» Task instructions: Among the lines below, count those containing the word "سورة". Give the number only.

Items from a dataset:
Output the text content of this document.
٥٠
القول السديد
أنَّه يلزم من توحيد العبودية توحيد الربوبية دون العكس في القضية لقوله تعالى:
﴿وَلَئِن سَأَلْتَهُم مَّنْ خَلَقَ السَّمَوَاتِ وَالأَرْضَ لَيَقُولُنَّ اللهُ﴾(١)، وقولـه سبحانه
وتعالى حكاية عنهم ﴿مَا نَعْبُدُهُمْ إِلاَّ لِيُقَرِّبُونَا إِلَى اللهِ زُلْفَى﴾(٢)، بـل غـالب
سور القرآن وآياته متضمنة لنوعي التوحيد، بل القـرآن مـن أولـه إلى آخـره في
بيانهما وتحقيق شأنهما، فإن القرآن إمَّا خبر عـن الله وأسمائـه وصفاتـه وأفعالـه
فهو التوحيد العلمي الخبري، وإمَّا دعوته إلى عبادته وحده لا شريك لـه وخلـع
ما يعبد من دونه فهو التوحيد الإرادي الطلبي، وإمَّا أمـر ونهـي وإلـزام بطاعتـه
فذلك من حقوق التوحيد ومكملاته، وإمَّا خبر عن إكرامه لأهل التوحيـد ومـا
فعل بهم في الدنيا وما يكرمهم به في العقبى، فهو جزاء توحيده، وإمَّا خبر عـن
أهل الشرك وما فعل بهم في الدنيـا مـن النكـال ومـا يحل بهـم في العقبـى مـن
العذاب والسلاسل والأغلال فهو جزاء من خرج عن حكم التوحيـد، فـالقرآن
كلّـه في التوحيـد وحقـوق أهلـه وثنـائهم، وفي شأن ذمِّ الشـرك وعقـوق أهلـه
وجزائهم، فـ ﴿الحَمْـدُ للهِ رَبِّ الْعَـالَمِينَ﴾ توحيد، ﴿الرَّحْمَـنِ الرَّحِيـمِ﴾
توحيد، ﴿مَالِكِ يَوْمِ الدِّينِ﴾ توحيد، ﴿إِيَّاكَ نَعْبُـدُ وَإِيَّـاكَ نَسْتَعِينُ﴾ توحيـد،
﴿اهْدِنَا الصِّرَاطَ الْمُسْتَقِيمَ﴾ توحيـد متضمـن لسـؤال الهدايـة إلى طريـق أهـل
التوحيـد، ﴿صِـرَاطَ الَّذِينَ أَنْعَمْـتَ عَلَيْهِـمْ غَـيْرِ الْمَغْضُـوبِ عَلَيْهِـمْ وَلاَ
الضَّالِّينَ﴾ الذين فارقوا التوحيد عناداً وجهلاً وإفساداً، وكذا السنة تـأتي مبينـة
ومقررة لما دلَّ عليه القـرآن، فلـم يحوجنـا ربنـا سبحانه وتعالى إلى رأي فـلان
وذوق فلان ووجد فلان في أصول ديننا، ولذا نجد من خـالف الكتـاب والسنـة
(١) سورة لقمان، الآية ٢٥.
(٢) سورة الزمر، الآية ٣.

» Task response: 2